Кальвин унаследует от матери два драгоценных дара – благочестие и то очарование, которое будет ему давать непонятную власть над людьми, таинственную, к нему влекущую силу—»магию». Внешнее благородное изящество в наружности его – тоже от матери.[109 - Doumergue, 18, 19.]

Два противоположных чувства у маленького Лютера и у маленького Кальвина – от громовых гулов Dies Irae и от страшного лица Христа Судии: что одного ужасает в них, отталкивает, то привлекает другого: «Страшно!» – мог бы сказать тот, а этот – «Сладко!»

3

«Нойон Святой», Noyon-la-Sainte, – имя это дано было Нойону из-за множества церквей и монастырей. Первыми звуками, поразившими слух маленького Жана, был немолчный благовест нойонских колоколов, а первым зрелищем, которое он мог видеть из окон, были уличные драки монастырских послушников и соборных клириков из-за мощей св. Элуа (S. Eloi). Спор шел о том, у кого мощи эти настоящие, у черного духовенства или у белого. Спорили также и дрались до крови из-за двух волосков св. Иоанна Предтечи и из-за двух зубов Господних. «Зуб у вас фальшивый!» – кричал один; «Нет, у вас!» – отвечали другие, и начиналась драка на Хлебном Рынке, под самыми окнами дома, где жил маленький Жан.[110 - Benoit, 10, Louvet, 15, 13, 22.]

Он начал учиться в школе «Капеттов» (Cappetes), «Черных колпачков», – от латинского слова «сарра» – маленький черный плащ с колпачком, обычная одежда школьников. «Кальвин превосходил их всех остротой ума и верностью памяти», – вспоминает Бэза.[111 - Beza.] «Он уже в раннем детстве отличался великим благочестием и был строгим судиею всех пороков школьных товарищей своих», – вспоминает тот же Бэза.[112 - см. сноску выше.]

Мальчику шел двенадцатый год, когда отец выхлопотал ему четвертую часть церковных доходов, с одной из соборных часовен, вместе с капелланской должностью. В знак мнимого сейчас и действительного только в будущем, при совершеннолетии, посвящения в сан, выстригли ему на темени круглое гуменцо тонзуры и наняли священника, чтобы служить обедню в часовне, вместо малолетнего капеллана.[113 - Benoit, II.]

Несколько времени спустя мэтр Жерар выхлопотал сыну еще один приход – Мартевильский, в ближайшем соседстве с Нойоном, а затем обменял его на Понт-Эвейский, более выгодный. Мальчик исправно получал доходы за все эти мнимые должности. Это было в те дни столь обычным делом, что почти никто не видел в этом греха. В 1517 году, за год до посвящения Жана, папа Лев X облек одного восьмилетнего мальчика в кардинальский пурпур; в 1502 году герцог Жак Лорренский, четырех лет от роду, посвящен был в Метские епископы, а в былые времена возведен на Святейший престол двенадцатилетний папа Бенедикт IX.[114 - Benoit, 19.]

Имя этого страшного греха – «симония», «торговля Духом Святым», – Кальвин узнает потом и, может быть, с ужасом почувствует тогда в холодке на голом темени, где выстрижено было гуменцо тонзуры, как бы веяние самого Духа Нечистого. Но это будет еще не скоро. «Я был тогда всею душою предан папским суевериям».[115 - Moura et Louvet, 14.]

В школе Каппетов Жан Ковен подружился со старшим сыном знатнейшего в Нойоне вельможи, сеньора Монмора (Montmor) и принят был в дом его, где его полюбили и почти усыновили. «Первые шаги в науке и в жизни я сделал вместе с тобой, в твоей благородной семье», – напомнит Кальвин старшему из сыновей Монморов, Шарлю, посвящая ему свой первый труд, ученое истолкование книг Сенеки «О милосердии».[116 - St?helin, 1,4.]

Признак власти был на Кальвине с детства. Маленький Жан казался таким же «сеньором», как и маленький Монмор. В духе у него было то же благородство, что у них в крови, и, может быть, даже это было больше того, несомненнее. Скоро будет ясно для всех, простых и знатных, что этот внук бочара и харчевника не склонит головы перед внуками не только владетельных князей и герцогов, но и самих королей; будет среди них, как первый среди равных.

** ФРАГМЕНТ НАБОРА ДАННЫХ **
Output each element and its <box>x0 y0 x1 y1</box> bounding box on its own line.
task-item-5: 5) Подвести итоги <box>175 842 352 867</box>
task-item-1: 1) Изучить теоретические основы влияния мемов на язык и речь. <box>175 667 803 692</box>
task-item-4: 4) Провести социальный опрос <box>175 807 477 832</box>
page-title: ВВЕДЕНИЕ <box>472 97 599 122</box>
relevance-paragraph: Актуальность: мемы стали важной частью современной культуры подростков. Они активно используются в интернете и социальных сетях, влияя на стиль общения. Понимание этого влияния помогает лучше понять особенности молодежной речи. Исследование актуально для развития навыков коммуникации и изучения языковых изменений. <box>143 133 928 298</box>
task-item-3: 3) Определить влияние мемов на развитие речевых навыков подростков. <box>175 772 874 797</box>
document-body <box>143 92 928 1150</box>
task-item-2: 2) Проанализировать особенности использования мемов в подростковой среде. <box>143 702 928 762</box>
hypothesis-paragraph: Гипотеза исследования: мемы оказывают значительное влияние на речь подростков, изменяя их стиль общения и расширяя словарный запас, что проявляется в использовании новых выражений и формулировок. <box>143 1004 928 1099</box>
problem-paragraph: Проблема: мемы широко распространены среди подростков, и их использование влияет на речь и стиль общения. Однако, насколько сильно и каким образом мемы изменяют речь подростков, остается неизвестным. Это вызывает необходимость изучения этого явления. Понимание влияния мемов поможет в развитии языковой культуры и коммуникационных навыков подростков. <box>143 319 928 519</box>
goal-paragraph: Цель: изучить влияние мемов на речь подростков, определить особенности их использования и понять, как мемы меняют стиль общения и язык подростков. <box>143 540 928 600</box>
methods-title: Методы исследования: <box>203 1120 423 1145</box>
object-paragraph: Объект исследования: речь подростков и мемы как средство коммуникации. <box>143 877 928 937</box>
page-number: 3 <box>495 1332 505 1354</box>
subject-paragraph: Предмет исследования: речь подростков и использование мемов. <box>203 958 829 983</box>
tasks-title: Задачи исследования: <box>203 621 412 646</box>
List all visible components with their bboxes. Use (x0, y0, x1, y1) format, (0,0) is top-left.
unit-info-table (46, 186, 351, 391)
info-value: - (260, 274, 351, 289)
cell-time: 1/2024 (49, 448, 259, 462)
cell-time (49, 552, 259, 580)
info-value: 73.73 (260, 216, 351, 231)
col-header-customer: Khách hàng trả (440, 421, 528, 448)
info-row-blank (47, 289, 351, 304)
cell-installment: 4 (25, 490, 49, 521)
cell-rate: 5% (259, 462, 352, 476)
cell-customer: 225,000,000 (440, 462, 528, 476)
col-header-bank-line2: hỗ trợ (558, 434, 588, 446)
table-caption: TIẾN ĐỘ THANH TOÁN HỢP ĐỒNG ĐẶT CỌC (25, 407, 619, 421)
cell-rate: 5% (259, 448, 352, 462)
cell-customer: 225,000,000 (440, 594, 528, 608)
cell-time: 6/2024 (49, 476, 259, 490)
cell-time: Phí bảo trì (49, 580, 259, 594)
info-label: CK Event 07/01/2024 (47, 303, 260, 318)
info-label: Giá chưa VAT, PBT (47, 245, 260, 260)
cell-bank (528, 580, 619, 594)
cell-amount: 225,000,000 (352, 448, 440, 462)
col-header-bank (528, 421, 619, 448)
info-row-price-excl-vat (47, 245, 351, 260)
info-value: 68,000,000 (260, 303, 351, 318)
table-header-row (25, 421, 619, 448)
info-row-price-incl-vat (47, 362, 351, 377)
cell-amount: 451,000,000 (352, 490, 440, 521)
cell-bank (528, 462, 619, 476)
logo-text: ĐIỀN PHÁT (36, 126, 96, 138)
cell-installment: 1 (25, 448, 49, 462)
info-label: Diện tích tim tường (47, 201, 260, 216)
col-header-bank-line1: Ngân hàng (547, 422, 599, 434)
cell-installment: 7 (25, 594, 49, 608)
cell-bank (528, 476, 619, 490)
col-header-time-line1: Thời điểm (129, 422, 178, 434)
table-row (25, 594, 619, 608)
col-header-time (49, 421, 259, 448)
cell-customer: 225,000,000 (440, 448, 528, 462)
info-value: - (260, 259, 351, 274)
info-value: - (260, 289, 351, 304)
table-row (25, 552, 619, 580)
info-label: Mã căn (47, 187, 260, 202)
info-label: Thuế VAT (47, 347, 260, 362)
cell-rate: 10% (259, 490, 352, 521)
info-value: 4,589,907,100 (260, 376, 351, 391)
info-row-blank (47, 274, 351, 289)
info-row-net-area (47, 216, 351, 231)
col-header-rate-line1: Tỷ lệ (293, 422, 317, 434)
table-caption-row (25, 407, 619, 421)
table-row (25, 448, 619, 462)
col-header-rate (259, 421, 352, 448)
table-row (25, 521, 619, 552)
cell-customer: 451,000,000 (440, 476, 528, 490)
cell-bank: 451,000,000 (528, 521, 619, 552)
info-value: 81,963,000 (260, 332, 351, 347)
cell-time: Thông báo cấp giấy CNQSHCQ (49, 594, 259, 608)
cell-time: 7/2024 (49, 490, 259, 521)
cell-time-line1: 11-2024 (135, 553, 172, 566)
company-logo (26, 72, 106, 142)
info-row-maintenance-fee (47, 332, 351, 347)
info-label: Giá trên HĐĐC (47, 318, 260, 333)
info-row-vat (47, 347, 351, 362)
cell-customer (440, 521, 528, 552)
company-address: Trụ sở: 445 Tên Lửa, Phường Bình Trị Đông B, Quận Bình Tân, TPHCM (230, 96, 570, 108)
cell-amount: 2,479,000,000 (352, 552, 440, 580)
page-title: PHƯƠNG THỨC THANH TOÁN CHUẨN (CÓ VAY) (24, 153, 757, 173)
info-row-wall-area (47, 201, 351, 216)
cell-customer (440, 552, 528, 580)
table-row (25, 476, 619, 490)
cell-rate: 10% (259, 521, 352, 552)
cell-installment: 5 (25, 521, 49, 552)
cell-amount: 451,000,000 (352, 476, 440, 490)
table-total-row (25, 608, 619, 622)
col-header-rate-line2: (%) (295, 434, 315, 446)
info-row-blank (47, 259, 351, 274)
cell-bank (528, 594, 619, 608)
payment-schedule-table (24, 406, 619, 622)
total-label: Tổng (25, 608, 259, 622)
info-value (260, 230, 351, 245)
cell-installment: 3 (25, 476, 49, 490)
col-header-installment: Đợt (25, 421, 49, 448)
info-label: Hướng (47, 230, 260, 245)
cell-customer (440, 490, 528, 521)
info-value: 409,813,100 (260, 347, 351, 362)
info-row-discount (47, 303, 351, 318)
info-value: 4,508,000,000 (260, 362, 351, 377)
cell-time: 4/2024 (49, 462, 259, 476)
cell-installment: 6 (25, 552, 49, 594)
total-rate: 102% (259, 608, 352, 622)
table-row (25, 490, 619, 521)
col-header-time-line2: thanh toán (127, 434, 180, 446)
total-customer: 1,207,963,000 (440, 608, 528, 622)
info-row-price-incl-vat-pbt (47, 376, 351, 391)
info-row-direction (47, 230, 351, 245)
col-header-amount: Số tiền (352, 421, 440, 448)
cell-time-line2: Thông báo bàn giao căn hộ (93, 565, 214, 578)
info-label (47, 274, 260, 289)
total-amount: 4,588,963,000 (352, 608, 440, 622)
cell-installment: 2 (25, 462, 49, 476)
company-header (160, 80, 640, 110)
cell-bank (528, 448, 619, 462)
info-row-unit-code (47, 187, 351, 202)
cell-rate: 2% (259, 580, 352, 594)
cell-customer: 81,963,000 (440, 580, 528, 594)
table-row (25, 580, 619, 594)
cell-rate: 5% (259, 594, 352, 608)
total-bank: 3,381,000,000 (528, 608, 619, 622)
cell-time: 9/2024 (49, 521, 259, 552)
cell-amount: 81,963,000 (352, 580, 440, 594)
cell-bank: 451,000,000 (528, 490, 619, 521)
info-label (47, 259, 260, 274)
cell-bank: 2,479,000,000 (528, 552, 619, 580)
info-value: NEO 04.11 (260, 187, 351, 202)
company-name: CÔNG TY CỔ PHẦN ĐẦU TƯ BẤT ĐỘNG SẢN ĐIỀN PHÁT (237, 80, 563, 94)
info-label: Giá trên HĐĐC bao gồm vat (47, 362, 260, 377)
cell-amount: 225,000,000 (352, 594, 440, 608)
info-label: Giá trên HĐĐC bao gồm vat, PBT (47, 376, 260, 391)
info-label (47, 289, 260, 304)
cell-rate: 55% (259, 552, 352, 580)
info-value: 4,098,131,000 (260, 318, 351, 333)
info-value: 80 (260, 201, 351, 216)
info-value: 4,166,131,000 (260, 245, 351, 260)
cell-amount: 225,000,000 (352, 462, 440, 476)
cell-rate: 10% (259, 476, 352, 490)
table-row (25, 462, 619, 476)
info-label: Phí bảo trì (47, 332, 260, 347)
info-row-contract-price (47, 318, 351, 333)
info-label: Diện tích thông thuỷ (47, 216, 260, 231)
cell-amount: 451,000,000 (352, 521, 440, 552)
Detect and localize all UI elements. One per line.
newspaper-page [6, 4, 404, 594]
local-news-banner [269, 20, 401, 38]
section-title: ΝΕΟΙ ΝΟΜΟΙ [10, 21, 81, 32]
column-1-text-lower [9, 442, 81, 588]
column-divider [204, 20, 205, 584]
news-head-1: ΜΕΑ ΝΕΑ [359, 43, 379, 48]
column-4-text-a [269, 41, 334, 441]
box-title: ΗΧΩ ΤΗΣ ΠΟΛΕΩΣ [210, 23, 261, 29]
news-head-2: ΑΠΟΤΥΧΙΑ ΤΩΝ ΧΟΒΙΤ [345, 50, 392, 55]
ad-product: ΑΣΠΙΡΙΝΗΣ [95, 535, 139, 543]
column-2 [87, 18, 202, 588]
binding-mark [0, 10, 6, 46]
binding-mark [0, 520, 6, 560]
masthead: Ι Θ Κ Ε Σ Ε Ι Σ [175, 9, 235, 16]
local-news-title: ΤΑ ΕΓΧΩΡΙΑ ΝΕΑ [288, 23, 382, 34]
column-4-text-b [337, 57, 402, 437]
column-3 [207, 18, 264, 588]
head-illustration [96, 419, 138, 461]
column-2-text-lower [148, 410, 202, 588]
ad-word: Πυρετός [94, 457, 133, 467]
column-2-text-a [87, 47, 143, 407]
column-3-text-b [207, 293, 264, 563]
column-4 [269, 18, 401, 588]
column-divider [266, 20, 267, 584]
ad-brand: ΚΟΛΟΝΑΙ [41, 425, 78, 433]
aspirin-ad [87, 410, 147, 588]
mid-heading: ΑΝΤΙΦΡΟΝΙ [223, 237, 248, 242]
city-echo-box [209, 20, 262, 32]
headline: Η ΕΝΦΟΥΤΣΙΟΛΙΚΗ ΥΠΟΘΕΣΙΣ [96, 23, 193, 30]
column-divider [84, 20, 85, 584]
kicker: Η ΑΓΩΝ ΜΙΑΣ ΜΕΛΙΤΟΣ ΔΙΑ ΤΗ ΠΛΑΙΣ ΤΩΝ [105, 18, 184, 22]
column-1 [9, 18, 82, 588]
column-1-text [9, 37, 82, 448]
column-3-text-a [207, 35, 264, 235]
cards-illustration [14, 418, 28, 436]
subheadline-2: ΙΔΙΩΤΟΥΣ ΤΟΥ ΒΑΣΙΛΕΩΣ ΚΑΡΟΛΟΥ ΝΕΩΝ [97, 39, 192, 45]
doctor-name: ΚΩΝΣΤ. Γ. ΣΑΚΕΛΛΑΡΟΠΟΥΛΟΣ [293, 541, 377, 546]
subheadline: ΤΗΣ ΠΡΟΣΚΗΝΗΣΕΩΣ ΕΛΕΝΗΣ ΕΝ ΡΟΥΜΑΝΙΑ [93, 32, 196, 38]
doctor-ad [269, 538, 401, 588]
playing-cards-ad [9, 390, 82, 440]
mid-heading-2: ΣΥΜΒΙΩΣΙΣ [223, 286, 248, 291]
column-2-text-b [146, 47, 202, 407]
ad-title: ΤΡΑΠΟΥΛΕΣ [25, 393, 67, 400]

** ПОРЯДОК ВЫПОЛНЕНИЯ **
Повторите дословно фрагмент текста о детстве Кальвина, который начинается словами «В школе Каппетов» и заканчивается словами «первый среди равных.». Записи никак не связаны с текстом.

** РЕШЕНИЕ ЗАДАНИЯ **
В школе Каппетов Жан Ковен подружился со старшим сыном знатнейшего в Нойоне вельможи, сеньора Монмора (Montmor) и принят был в дом его, где его полюбили и почти усыновили. «Первые шаги в науке и в жизни я сделал вместе с тобой, в твоей благородной семье», – напомнит Кальвин старшему из сыновей Монморов, Шарлю, посвящая ему свой первый труд, ученое истолкование книг Сенеки «О милосердии».[116 - St?helin, 1,4.]

Признак власти был на Кальвине с детства. Маленький Жан казался таким же «сеньором», как и маленький Монмор. В духе у него было то же благородство, что у них в крови, и, может быть, даже это было больше того, несомненнее. Скоро будет ясно для всех, простых и знатных, что этот внук бочара и харчевника не склонит головы перед внуками не только владетельных князей и герцогов, но и самих королей; будет среди них, как первый среди равных.